• **Aim**
Retype the material in full, keeping every word the same.

• **Record list**
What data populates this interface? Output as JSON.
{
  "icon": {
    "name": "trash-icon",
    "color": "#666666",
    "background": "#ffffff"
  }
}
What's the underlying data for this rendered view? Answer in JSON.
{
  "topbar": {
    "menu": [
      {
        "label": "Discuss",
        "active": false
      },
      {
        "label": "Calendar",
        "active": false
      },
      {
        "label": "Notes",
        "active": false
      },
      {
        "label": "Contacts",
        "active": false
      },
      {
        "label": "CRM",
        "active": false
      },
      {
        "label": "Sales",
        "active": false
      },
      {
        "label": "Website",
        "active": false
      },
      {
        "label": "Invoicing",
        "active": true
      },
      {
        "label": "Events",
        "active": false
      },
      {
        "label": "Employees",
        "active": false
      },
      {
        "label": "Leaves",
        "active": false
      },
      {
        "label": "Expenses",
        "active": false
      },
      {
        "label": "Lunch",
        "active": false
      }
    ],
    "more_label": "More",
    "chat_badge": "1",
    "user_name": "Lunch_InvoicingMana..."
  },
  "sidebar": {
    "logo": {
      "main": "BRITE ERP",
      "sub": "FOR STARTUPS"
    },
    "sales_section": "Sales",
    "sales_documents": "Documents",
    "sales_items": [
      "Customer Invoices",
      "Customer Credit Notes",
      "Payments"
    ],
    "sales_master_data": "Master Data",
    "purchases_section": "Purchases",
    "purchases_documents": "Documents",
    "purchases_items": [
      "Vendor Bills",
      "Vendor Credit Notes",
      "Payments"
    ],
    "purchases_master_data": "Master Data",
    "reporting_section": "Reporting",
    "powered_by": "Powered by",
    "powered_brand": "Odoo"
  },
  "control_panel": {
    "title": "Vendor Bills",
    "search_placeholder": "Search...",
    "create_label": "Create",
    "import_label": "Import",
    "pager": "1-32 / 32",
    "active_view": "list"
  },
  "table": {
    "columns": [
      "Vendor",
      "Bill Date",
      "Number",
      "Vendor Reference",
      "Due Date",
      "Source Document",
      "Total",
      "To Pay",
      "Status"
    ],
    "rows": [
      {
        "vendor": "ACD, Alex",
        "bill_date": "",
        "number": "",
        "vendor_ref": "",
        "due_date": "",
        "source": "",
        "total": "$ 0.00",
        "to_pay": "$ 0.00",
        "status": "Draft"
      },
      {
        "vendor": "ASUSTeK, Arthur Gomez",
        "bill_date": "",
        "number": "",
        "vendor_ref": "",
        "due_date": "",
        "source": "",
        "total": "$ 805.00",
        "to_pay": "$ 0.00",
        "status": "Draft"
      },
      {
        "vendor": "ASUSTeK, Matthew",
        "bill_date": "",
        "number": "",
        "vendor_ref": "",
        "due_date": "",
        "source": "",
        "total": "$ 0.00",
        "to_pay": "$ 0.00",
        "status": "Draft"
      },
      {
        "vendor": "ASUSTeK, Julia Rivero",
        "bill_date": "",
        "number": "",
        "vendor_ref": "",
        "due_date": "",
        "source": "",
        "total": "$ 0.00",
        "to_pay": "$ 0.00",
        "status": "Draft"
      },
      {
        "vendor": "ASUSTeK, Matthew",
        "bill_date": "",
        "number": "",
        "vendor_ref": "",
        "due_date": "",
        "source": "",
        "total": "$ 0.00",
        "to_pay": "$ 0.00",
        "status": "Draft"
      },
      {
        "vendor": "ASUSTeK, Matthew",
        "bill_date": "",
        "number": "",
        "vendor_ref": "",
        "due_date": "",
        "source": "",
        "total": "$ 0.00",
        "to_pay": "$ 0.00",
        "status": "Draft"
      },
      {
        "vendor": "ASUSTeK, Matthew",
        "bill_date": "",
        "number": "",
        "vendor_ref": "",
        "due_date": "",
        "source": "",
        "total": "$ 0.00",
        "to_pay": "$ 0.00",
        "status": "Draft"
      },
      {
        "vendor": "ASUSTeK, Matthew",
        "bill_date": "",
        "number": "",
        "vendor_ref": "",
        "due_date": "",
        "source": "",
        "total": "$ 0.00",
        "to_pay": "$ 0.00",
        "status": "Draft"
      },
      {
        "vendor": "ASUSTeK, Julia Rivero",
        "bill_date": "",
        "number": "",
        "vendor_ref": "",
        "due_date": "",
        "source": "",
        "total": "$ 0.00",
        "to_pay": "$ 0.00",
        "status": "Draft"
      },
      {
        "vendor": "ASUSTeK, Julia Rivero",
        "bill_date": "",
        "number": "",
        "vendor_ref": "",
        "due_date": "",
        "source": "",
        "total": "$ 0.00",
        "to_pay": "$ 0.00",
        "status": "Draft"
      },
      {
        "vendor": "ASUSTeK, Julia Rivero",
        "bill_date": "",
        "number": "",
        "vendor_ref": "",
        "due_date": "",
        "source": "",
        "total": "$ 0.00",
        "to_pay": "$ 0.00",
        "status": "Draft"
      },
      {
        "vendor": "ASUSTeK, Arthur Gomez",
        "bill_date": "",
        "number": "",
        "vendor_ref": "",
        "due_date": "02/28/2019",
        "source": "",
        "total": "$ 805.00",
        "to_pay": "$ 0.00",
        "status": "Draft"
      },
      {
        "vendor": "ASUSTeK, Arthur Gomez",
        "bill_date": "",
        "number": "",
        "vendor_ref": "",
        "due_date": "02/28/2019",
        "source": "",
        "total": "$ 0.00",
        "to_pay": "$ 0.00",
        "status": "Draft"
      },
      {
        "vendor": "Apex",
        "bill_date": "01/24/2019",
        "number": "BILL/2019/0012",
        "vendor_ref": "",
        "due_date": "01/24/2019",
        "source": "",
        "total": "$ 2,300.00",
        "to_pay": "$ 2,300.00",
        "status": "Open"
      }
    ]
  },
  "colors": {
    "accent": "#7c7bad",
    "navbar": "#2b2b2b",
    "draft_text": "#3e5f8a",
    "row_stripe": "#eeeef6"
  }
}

• **Task answer**
What data populates this interface? Output as JSON.
{
  "icon": {
    "name": "trash-icon",
    "color": "#666666",
    "background": "#ffffff"
  }
}
What's the underlying data for this rendered view? Answer in JSON.
{
  "topbar": {
    "menu": [
      {
        "label": "Discuss",
        "active": false
      },
      {
        "label": "Calendar",
        "active": false
      },
      {
        "label": "Notes",
        "active": false
      },
      {
        "label": "Contacts",
        "active": false
      },
      {
        "label": "CRM",
        "active": false
      },
      {
        "label": "Sales",
        "active": false
      },
      {
        "label": "Website",
        "active": false
      },
      {
        "label": "Invoicing",
        "active": true
      },
      {
        "label": "Events",
        "active": false
      },
      {
        "label": "Employees",
        "active": false
      },
      {
        "label": "Leaves",
        "active": false
      },
      {
        "label": "Expenses",
        "active": false
      },
      {
        "label": "Lunch",
        "active": false
      }
    ],
    "more_label": "More",
    "chat_badge": "1",
    "user_name": "Lunch_InvoicingMana..."
  },
  "sidebar": {
    "logo": {
      "main": "BRITE ERP",
      "sub": "FOR STARTUPS"
    },
    "sales_section": "Sales",
    "sales_documents": "Documents",
    "sales_items": [
      "Customer Invoices",
      "Customer Credit Notes",
      "Payments"
    ],
    "sales_master_data": "Master Data",
    "purchases_section": "Purchases",
    "purchases_documents": "Documents",
    "purchases_items": [
      "Vendor Bills",
      "Vendor Credit Notes",
      "Payments"
    ],
    "purchases_master_data": "Master Data",
    "reporting_section": "Reporting",
    "powered_by": "Powered by",
    "powered_brand": "Odoo"
  },
  "control_panel": {
    "title": "Vendor Bills",
    "search_placeholder": "Search...",
    "create_label": "Create",
    "import_label": "Import",
    "pager": "1-32 / 32",
    "active_view": "list"
  },
  "table": {
    "columns": [
      "Vendor",
      "Bill Date",
      "Number",
      "Vendor Reference",
      "Due Date",
      "Source Document",
      "Total",
      "To Pay",
      "Status"
    ],
    "rows": [
      {
        "vendor": "ACD, Alex",
        "bill_date": "",
        "number": "",
        "vendor_ref": "",
        "due_date": "",
        "source": "",
        "total": "$ 0.00",
        "to_pay": "$ 0.00",
        "status": "Draft"
      },
      {
        "vendor": "ASUSTeK, Arthur Gomez",
        "bill_date": "",
        "number": "",
        "vendor_ref": "",
        "due_date": "",
        "source": "",
        "total": "$ 805.00",
        "to_pay": "$ 0.00",
        "status": "Draft"
      },
      {
        "vendor": "ASUSTeK, Matthew",
        "bill_date": "",
        "number": "",
        "vendor_ref": "",
        "due_date": "",
        "source": "",
        "total": "$ 0.00",
        "to_pay": "$ 0.00",
        "status": "Draft"
      },
      {
        "vendor": "ASUSTeK, Julia Rivero",
        "bill_date": "",
        "number": "",
        "vendor_ref": "",
        "due_date": "",
        "source": "",
        "total": "$ 0.00",
        "to_pay": "$ 0.00",
        "status": "Draft"
      },
      {
        "vendor": "ASUSTeK, Matthew",
        "bill_date": "",
        "number": "",
        "vendor_ref": "",
        "due_date": "",
        "source": "",
        "total": "$ 0.00",
        "to_pay": "$ 0.00",
        "status": "Draft"
      },
      {
        "vendor": "ASUSTeK, Matthew",
        "bill_date": "",
        "number": "",
        "vendor_ref": "",
        "due_date": "",
        "source": "",
        "total": "$ 0.00",
        "to_pay": "$ 0.00",
        "status": "Draft"
      },
      {
        "vendor": "ASUSTeK, Matthew",
        "bill_date": "",
        "number": "",
        "vendor_ref": "",
        "due_date": "",
        "source": "",
        "total": "$ 0.00",
        "to_pay": "$ 0.00",
        "status": "Draft"
      },
      {
        "vendor": "ASUSTeK, Matthew",
        "bill_date": "",
        "number": "",
        "vendor_ref": "",
        "due_date": "",
        "source": "",
        "total": "$ 0.00",
        "to_pay": "$ 0.00",
        "status": "Draft"
      },
      {
        "vendor": "ASUSTeK, Julia Rivero",
        "bill_date": "",
        "number": "",
        "vendor_ref": "",
        "due_date": "",
        "source": "",
        "total": "$ 0.00",
        "to_pay": "$ 0.00",
        "status": "Draft"
      },
      {
        "vendor": "ASUSTeK, Julia Rivero",
        "bill_date": "",
        "number": "",
        "vendor_ref": "",
        "due_date": "",
        "source": "",
        "total": "$ 0.00",
        "to_pay": "$ 0.00",
        "status": "Draft"
      },
      {
        "vendor": "ASUSTeK, Julia Rivero",
        "bill_date": "",
        "number": "",
        "vendor_ref": "",
        "due_date": "",
        "source": "",
        "total": "$ 0.00",
        "to_pay": "$ 0.00",
        "status": "Draft"
      },
      {
        "vendor": "ASUSTeK, Arthur Gomez",
        "bill_date": "",
        "number": "",
        "vendor_ref": "",
        "due_date": "02/28/2019",
        "source": "",
        "total": "$ 805.00",
        "to_pay": "$ 0.00",
        "status": "Draft"
      },
      {
        "vendor": "ASUSTeK, Arthur Gomez",
        "bill_date": "",
        "number": "",
        "vendor_ref": "",
        "due_date": "02/28/2019",
        "source": "",
        "total": "$ 0.00",
        "to_pay": "$ 0.00",
        "status": "Draft"
      },
      {
        "vendor": "Apex",
        "bill_date": "01/24/2019",
        "number": "BILL/2019/0012",
        "vendor_ref": "",
        "due_date": "01/24/2019",
        "source": "",
        "total": "$ 2,300.00",
        "to_pay": "$ 2,300.00",
        "status": "Open"
      }
    ]
  },
  "colors": {
    "accent": "#7c7bad",
    "navbar": "#2b2b2b",
    "draft_text": "#3e5f8a",
    "row_stripe": "#eeeef6"
  }
}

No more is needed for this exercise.